MATERIAL FOR THIS EXERCISE =

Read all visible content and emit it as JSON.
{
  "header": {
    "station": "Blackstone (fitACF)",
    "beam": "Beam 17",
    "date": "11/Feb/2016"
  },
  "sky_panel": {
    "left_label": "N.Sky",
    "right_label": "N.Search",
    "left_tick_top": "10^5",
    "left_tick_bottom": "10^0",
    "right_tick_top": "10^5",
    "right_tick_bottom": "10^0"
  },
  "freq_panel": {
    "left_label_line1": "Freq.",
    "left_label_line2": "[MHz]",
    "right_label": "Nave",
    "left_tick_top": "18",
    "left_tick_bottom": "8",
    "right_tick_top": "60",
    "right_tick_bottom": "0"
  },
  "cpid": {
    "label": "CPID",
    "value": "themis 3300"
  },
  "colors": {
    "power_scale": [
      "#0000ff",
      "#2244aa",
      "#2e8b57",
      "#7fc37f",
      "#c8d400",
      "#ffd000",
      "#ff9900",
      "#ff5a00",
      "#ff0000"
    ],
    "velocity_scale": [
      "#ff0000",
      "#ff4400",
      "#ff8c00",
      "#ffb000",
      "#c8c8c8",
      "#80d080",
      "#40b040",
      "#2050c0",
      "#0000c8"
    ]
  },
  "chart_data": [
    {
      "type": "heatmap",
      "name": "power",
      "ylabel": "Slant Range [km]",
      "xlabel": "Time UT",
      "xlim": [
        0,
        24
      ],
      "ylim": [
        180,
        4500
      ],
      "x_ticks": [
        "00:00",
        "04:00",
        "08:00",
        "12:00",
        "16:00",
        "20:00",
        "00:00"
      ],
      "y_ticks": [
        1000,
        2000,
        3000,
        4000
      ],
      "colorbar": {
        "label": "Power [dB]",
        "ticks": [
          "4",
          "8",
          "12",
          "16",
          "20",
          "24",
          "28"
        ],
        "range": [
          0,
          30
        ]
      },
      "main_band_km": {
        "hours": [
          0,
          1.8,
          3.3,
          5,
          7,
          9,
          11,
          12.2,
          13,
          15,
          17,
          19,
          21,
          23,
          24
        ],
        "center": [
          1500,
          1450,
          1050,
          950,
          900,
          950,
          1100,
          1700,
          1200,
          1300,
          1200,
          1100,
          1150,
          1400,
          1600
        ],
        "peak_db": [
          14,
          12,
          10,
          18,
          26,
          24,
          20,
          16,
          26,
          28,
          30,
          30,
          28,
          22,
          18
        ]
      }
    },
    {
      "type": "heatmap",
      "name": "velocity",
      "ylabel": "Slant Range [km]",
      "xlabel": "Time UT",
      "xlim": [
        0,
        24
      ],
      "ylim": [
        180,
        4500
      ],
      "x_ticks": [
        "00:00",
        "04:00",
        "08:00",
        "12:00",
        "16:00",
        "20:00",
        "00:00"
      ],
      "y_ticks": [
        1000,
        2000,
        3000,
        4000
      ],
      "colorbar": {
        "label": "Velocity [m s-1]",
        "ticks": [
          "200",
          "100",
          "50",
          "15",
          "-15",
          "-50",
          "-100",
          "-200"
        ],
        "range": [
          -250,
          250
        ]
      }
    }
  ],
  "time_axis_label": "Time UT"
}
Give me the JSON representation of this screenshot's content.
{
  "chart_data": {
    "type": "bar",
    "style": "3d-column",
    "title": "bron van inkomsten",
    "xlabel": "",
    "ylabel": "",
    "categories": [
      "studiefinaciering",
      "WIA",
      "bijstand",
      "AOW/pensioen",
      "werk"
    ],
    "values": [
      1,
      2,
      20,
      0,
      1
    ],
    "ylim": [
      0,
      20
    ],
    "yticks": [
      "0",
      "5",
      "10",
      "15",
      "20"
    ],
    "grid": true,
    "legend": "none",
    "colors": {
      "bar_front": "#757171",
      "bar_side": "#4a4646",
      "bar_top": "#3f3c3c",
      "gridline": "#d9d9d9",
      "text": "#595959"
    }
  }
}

WHAT IS EXPECTED =
Repeat the data above exactly.

TASK RESPONSE =
Read all visible content and emit it as JSON.
{
  "header": {
    "station": "Blackstone (fitACF)",
    "beam": "Beam 17",
    "date": "11/Feb/2016"
  },
  "sky_panel": {
    "left_label": "N.Sky",
    "right_label": "N.Search",
    "left_tick_top": "10^5",
    "left_tick_bottom": "10^0",
    "right_tick_top": "10^5",
    "right_tick_bottom": "10^0"
  },
  "freq_panel": {
    "left_label_line1": "Freq.",
    "left_label_line2": "[MHz]",
    "right_label": "Nave",
    "left_tick_top": "18",
    "left_tick_bottom": "8",
    "right_tick_top": "60",
    "right_tick_bottom": "0"
  },
  "cpid": {
    "label": "CPID",
    "value": "themis 3300"
  },
  "colors": {
    "power_scale": [
      "#0000ff",
      "#2244aa",
      "#2e8b57",
      "#7fc37f",
      "#c8d400",
      "#ffd000",
      "#ff9900",
      "#ff5a00",
      "#ff0000"
    ],
    "velocity_scale": [
      "#ff0000",
      "#ff4400",
      "#ff8c00",
      "#ffb000",
      "#c8c8c8",
      "#80d080",
      "#40b040",
      "#2050c0",
      "#0000c8"
    ]
  },
  "chart_data": [
    {
      "type": "heatmap",
      "name": "power",
      "ylabel": "Slant Range [km]",
      "xlabel": "Time UT",
      "xlim": [
        0,
        24
      ],
      "ylim": [
        180,
        4500
      ],
      "x_ticks": [
        "00:00",
        "04:00",
        "08:00",
        "12:00",
        "16:00",
        "20:00",
        "00:00"
      ],
      "y_ticks": [
        1000,
        2000,
        3000,
        4000
      ],
      "colorbar": {
        "label": "Power [dB]",
        "ticks": [
          "4",
          "8",
          "12",
          "16",
          "20",
          "24",
          "28"
        ],
        "range": [
          0,
          30
        ]
      },
      "main_band_km": {
        "hours": [
          0,
          1.8,
          3.3,
          5,
          7,
          9,
          11,
          12.2,
          13,
          15,
          17,
          19,
          21,
          23,
          24
        ],
        "center": [
          1500,
          1450,
          1050,
          950,
          900,
          950,
          1100,
          1700,
          1200,
          1300,
          1200,
          1100,
          1150,
          1400,
          1600
        ],
        "peak_db": [
          14,
          12,
          10,
          18,
          26,
          24,
          20,
          16,
          26,
          28,
          30,
          30,
          28,
          22,
          18
        ]
      }
    },
    {
      "type": "heatmap",
      "name": "velocity",
      "ylabel": "Slant Range [km]",
      "xlabel": "Time UT",
      "xlim": [
        0,
        24
      ],
      "ylim": [
        180,
        4500
      ],
      "x_ticks": [
        "00:00",
        "04:00",
        "08:00",
        "12:00",
        "16:00",
        "20:00",
        "00:00"
      ],
      "y_ticks": [
        1000,
        2000,
        3000,
        4000
      ],
      "colorbar": {
        "label": "Velocity [m s-1]",
        "ticks": [
          "200",
          "100",
          "50",
          "15",
          "-15",
          "-50",
          "-100",
          "-200"
        ],
        "range": [
          -250,
          250
        ]
      }
    }
  ],
  "time_axis_label": "Time UT"
}
Give me the JSON representation of this screenshot's content.
{
  "chart_data": {
    "type": "bar",
    "style": "3d-column",
    "title": "bron van inkomsten",
    "xlabel": "",
    "ylabel": "",
    "categories": [
      "studiefinaciering",
      "WIA",
      "bijstand",
      "AOW/pensioen",
      "werk"
    ],
    "values": [
      1,
      2,
      20,
      0,
      1
    ],
    "ylim": [
      0,
      20
    ],
    "yticks": [
      "0",
      "5",
      "10",
      "15",
      "20"
    ],
    "grid": true,
    "legend": "none",
    "colors": {
      "bar_front": "#757171",
      "bar_side": "#4a4646",
      "bar_top": "#3f3c3c",
      "gridline": "#d9d9d9",
      "text": "#595959"
    }
  }
}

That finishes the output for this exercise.